- WORK INSTRUCTIONS: All of the records below must be output exactly, with no pictures carried over.

----- PROVIDED MATERIAL

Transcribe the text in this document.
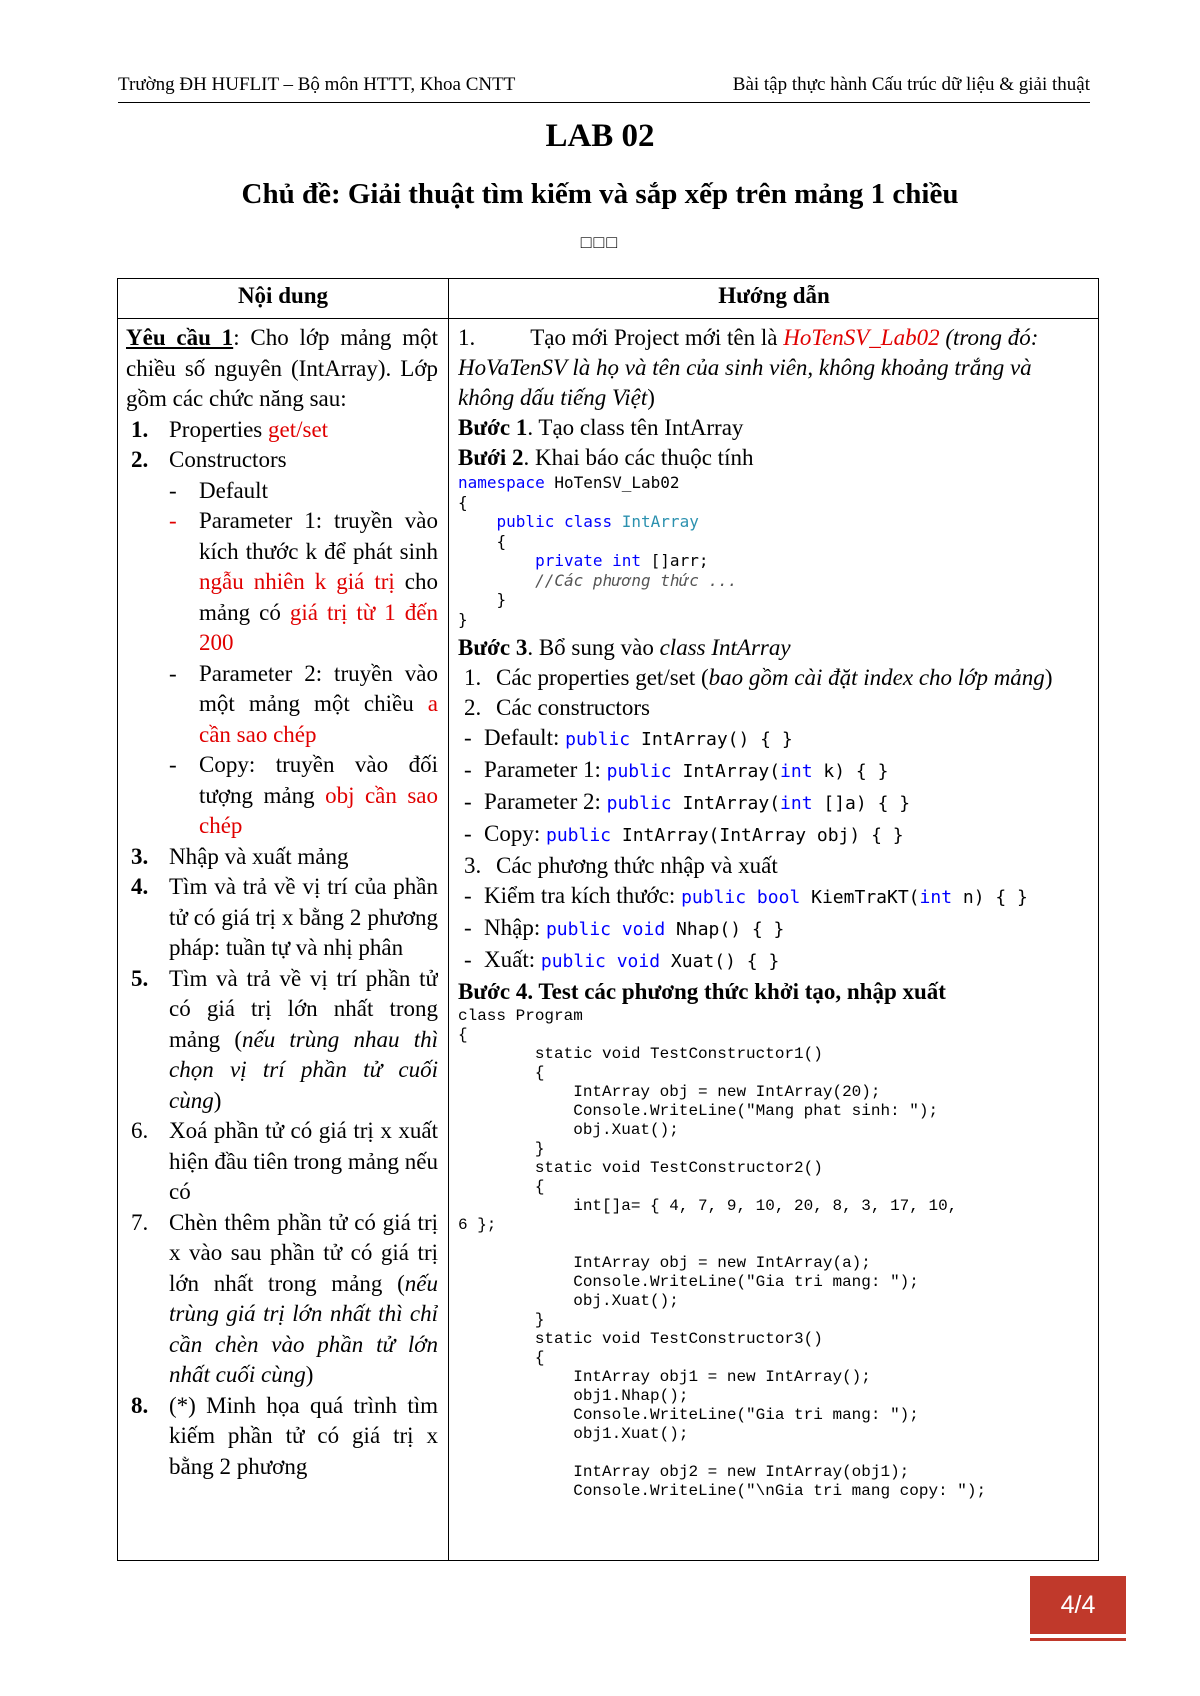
Trường ĐH HUFLIT – Bộ môn HTTT, Khoa CNTT	Bài tập thực hành Cấu trúc dữ liệu & giải thuật
LAB 02
Chủ đề: Giải thuật tìm kiếm và sắp xếp trên mảng 1 chiều
□□□
Nội dung	Hướng dẫn
Yêu cầu 1: Cho lớp mảng một chiều số nguyên (IntArray). Lớp gồm các chức năng sau:
1. Properties get/set
2. Constructors
- Default
- Parameter 1: truyền vào kích thước k để phát sinh ngẫu nhiên k giá trị cho mảng có giá trị từ 1 đến 200
- Parameter 2: truyền vào một mảng một chiều a cần sao chép
- Copy: truyền vào đối tượng mảng obj cần sao chép
3. Nhập và xuất mảng
4. Tìm và trả về vị trí của phần tử có giá trị x bằng 2 phương pháp: tuần tự và nhị phân
5. Tìm và trả về vị trí phần tử có giá trị lớn nhất trong mảng (nếu trùng nhau thì chọn vị trí phần tử cuối cùng)
6. Xoá phần tử có giá trị x xuất hiện đầu tiên trong mảng nếu có
7. Chèn thêm phần tử có giá trị x vào sau phần tử có giá trị lớn nhất trong mảng (nếu trùng giá trị lớn nhất thì chỉ cần chèn vào phần tử lớn nhất cuối cùng)
8. (*) Minh họa quá trình tìm kiếm phần tử có giá trị x bằng 2 phương
1. Tạo mới Project mới tên là HoTenSV_Lab02 (trong đó: HoVaTenSV là họ và tên của sinh viên, không khoảng trắng và không dấu tiếng Việt)
Bước 1. Tạo class tên IntArray
Bưới 2. Khai báo các thuộc tính
namespace HoTenSV_Lab02
{
public class IntArray
{
private int []arr;
//Các phương thức ...
}
}
Bước 3. Bổ sung vào class IntArray
1. Các properties get/set (bao gồm cài đặt index cho lớp mảng)
2. Các constructors
- Default: public IntArray() { }
- Parameter 1: public IntArray(int k) { }
- Parameter 2: public IntArray(int []a) { }
- Copy: public IntArray(IntArray obj) { }
3. Các phương thức nhập và xuất
- Kiểm tra kích thước: public bool KiemTraKT(int n) { }
- Nhập: public void Nhap() { }
- Xuất: public void Xuat() { }
Bước 4. Test các phương thức khởi tạo, nhập xuất
class Program
{
static void TestConstructor1()
{
IntArray obj = new IntArray(20);
Console.WriteLine("Mang phat sinh: ");
obj.Xuat();
}
static void TestConstructor2()
{
int[]a= { 4, 7, 9, 10, 20, 8, 3, 17, 10,
6 };

IntArray obj = new IntArray(a);
Console.WriteLine("Gia tri mang: ");
obj.Xuat();
}
static void TestConstructor3()
{
IntArray obj1 = new IntArray();
obj1.Nhap();
Console.WriteLine("Gia tri mang: ");
obj1.Xuat();

IntArray obj2 = new IntArray(obj1);
Console.WriteLine("\nGia tri mang copy: ");
4/4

----------

- RIGHT ANSWER:
Transcribe the text in this document.
Trường ĐH HUFLIT – Bộ môn HTTT, Khoa CNTT	Bài tập thực hành Cấu trúc dữ liệu & giải thuật
LAB 02
Chủ đề: Giải thuật tìm kiếm và sắp xếp trên mảng 1 chiều
□□□
Nội dung	Hướng dẫn
Yêu cầu 1: Cho lớp mảng một chiều số nguyên (IntArray). Lớp gồm các chức năng sau:
1. Properties get/set
2. Constructors
- Default
- Parameter 1: truyền vào kích thước k để phát sinh ngẫu nhiên k giá trị cho mảng có giá trị từ 1 đến 200
- Parameter 2: truyền vào một mảng một chiều a cần sao chép
- Copy: truyền vào đối tượng mảng obj cần sao chép
3. Nhập và xuất mảng
4. Tìm và trả về vị trí của phần tử có giá trị x bằng 2 phương pháp: tuần tự và nhị phân
5. Tìm và trả về vị trí phần tử có giá trị lớn nhất trong mảng (nếu trùng nhau thì chọn vị trí phần tử cuối cùng)
6. Xoá phần tử có giá trị x xuất hiện đầu tiên trong mảng nếu có
7. Chèn thêm phần tử có giá trị x vào sau phần tử có giá trị lớn nhất trong mảng (nếu trùng giá trị lớn nhất thì chỉ cần chèn vào phần tử lớn nhất cuối cùng)
8. (*) Minh họa quá trình tìm kiếm phần tử có giá trị x bằng 2 phương
1. Tạo mới Project mới tên là HoTenSV_Lab02 (trong đó: HoVaTenSV là họ và tên của sinh viên, không khoảng trắng và không dấu tiếng Việt)
Bước 1. Tạo class tên IntArray
Bưới 2. Khai báo các thuộc tính
namespace HoTenSV_Lab02
{
public class IntArray
{
private int []arr;
//Các phương thức ...
}
}
Bước 3. Bổ sung vào class IntArray
1. Các properties get/set (bao gồm cài đặt index cho lớp mảng)
2. Các constructors
- Default: public IntArray() { }
- Parameter 1: public IntArray(int k) { }
- Parameter 2: public IntArray(int []a) { }
- Copy: public IntArray(IntArray obj) { }
3. Các phương thức nhập và xuất
- Kiểm tra kích thước: public bool KiemTraKT(int n) { }
- Nhập: public void Nhap() { }
- Xuất: public void Xuat() { }
Bước 4. Test các phương thức khởi tạo, nhập xuất
class Program
{
static void TestConstructor1()
{
IntArray obj = new IntArray(20);
Console.WriteLine("Mang phat sinh: ");
obj.Xuat();
}
static void TestConstructor2()
{
int[]a= { 4, 7, 9, 10, 20, 8, 3, 17, 10,
6 };

IntArray obj = new IntArray(a);
Console.WriteLine("Gia tri mang: ");
obj.Xuat();
}
static void TestConstructor3()
{
IntArray obj1 = new IntArray();
obj1.Nhap();
Console.WriteLine("Gia tri mang: ");
obj1.Xuat();

IntArray obj2 = new IntArray(obj1);
Console.WriteLine("\nGia tri mang copy: ");
4/4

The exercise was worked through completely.